• Your goal: Report only the number of lines holding "cortex".

• Given records:
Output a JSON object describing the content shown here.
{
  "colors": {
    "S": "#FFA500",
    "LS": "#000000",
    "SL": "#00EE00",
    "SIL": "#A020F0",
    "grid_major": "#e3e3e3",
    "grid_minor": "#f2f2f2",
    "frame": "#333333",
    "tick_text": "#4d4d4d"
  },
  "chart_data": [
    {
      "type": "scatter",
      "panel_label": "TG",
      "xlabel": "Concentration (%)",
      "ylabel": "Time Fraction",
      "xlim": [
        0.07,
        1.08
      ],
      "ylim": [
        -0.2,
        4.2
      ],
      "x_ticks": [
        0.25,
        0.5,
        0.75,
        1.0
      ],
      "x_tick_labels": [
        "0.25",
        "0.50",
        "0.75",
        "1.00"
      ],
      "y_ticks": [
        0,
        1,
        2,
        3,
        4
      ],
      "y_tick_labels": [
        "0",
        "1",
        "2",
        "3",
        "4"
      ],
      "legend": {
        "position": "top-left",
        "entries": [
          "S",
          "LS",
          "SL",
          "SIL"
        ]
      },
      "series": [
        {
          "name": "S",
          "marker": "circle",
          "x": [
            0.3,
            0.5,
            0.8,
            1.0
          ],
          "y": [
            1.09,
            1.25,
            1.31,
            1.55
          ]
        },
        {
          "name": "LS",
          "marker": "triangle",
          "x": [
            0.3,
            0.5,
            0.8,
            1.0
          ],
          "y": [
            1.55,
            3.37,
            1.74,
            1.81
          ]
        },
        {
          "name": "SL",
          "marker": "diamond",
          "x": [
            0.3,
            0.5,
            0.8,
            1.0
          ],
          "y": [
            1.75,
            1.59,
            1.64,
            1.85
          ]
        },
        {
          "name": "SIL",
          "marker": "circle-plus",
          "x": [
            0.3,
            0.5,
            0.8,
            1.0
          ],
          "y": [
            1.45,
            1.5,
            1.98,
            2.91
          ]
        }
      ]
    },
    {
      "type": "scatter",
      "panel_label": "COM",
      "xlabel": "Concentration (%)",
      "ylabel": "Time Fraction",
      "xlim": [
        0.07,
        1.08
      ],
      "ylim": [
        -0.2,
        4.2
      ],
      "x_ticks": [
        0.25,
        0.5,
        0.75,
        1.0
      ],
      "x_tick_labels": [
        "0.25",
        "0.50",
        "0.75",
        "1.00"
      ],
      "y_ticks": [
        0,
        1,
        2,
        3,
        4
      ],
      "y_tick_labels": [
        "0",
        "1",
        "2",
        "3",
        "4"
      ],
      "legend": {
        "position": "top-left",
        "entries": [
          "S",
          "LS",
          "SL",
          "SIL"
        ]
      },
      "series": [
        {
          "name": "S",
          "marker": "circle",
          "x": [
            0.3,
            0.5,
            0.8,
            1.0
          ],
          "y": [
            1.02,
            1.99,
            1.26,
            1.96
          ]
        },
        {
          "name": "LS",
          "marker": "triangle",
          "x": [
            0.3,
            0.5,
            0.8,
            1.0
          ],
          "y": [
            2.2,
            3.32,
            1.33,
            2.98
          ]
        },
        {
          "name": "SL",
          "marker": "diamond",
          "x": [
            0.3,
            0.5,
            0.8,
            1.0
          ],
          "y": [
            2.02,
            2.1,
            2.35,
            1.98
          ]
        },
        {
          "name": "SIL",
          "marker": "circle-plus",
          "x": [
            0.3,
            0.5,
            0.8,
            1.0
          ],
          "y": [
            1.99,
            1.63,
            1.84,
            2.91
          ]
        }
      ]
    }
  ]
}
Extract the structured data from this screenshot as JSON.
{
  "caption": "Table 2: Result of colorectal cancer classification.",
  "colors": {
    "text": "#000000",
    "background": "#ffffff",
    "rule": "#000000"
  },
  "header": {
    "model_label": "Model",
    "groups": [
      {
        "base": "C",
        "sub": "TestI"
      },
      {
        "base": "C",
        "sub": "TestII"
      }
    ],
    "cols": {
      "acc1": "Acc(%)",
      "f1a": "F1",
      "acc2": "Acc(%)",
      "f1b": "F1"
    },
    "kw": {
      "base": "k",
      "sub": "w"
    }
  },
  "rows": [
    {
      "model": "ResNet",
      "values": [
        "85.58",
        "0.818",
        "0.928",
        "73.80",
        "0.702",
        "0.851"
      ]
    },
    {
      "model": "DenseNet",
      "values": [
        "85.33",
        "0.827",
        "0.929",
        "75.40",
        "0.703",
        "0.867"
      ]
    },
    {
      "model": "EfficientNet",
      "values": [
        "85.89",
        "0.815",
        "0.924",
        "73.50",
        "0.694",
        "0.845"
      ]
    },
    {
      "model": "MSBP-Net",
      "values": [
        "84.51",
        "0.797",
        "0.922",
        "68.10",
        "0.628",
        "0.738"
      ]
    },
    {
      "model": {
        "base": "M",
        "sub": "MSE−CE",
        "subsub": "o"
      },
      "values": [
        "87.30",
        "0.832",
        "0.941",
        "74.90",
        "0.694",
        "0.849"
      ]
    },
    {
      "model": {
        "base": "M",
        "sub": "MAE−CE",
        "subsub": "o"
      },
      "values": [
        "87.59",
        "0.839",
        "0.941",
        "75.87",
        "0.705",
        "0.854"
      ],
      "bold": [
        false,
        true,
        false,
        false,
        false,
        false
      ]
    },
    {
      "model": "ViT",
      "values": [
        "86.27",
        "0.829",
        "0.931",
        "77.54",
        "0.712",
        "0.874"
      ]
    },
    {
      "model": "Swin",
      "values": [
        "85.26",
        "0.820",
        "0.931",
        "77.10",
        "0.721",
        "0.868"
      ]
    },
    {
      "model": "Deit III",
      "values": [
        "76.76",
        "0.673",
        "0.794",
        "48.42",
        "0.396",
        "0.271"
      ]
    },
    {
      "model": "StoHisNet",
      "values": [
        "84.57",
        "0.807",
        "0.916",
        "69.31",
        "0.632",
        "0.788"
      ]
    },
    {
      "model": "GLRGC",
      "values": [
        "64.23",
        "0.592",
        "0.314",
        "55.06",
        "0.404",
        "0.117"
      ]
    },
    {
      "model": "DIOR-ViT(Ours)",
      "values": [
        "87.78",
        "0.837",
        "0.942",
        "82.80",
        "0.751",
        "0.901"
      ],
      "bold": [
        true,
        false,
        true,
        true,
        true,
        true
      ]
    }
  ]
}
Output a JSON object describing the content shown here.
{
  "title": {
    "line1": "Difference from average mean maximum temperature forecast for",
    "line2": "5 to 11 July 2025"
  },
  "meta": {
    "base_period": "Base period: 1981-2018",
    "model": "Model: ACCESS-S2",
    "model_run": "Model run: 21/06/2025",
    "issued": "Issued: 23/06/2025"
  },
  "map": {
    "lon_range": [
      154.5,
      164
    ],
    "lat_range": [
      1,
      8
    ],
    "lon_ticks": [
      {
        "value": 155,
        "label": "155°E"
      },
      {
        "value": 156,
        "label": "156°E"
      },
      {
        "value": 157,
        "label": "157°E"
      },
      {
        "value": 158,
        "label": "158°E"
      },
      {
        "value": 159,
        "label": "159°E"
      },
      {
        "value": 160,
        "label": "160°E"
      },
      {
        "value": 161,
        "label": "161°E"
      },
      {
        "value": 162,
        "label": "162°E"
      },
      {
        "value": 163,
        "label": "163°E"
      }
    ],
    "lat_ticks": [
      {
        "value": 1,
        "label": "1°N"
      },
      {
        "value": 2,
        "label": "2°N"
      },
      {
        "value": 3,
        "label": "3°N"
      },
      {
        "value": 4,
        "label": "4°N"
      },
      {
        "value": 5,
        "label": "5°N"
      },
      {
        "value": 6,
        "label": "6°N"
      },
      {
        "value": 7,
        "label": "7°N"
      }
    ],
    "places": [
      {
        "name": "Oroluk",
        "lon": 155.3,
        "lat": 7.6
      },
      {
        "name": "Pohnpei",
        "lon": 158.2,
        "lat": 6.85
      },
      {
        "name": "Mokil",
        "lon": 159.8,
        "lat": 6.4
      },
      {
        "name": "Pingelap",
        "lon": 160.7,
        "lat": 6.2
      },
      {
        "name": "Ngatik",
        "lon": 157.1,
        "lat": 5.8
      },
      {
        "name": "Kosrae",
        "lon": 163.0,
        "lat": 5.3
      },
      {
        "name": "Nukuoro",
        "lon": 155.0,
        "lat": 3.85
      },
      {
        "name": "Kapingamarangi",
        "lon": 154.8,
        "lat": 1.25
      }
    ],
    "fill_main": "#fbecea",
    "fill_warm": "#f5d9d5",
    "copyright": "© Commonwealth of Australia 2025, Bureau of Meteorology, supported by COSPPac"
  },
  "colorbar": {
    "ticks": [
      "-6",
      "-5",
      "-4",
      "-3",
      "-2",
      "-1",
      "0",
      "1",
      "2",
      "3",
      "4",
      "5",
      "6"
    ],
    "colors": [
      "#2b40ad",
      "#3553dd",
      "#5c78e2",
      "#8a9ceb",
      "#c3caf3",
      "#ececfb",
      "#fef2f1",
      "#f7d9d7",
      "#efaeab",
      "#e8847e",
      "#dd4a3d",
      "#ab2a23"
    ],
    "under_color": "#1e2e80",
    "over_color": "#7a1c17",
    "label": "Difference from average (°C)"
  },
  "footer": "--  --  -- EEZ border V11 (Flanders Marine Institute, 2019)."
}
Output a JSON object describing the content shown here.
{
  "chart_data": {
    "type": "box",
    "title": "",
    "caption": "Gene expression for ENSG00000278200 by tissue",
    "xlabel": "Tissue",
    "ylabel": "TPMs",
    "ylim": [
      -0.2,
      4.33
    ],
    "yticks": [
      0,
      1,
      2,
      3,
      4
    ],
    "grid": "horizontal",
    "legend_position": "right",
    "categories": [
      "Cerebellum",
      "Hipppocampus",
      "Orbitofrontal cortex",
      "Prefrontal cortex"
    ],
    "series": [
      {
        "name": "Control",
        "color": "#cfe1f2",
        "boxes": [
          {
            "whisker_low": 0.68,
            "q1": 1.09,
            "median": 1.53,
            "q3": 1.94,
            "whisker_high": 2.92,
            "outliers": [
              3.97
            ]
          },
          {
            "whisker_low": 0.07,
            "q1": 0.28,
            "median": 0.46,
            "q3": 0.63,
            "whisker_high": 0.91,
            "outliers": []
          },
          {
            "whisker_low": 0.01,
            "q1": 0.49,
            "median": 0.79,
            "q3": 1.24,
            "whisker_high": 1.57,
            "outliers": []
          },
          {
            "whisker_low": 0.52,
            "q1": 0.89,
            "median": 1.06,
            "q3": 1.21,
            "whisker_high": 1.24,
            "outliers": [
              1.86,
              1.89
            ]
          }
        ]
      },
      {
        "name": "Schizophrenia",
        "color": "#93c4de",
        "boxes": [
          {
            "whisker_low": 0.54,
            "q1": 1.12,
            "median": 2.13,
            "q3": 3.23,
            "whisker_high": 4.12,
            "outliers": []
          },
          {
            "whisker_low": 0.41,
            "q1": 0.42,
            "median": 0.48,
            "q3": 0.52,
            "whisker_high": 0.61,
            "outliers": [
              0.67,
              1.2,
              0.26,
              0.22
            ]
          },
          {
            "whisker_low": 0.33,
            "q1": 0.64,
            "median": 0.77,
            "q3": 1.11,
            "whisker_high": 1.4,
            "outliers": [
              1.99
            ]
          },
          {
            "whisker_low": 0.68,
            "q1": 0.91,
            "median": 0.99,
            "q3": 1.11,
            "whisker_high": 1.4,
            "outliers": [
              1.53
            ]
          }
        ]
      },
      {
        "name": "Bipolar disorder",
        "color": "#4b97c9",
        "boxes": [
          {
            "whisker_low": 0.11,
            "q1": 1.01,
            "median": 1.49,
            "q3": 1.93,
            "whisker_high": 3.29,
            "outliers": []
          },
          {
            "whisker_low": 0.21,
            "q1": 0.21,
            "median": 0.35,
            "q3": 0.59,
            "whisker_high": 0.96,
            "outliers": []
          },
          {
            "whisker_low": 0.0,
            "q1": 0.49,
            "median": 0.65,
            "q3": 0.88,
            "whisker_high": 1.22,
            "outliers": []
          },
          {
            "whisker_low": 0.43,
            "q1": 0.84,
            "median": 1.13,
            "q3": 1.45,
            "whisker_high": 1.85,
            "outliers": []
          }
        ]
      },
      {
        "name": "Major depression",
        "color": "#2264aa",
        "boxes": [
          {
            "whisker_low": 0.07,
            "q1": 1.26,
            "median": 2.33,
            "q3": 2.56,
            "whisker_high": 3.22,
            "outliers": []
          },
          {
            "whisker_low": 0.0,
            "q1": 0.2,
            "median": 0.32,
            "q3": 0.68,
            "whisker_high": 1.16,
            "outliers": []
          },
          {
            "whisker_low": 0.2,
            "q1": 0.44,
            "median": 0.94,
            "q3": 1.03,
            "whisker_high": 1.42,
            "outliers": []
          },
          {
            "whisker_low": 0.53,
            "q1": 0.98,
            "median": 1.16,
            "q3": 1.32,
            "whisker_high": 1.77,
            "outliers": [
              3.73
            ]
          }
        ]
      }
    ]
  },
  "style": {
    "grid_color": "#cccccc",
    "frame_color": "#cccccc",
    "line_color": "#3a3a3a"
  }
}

• Exercise result: 2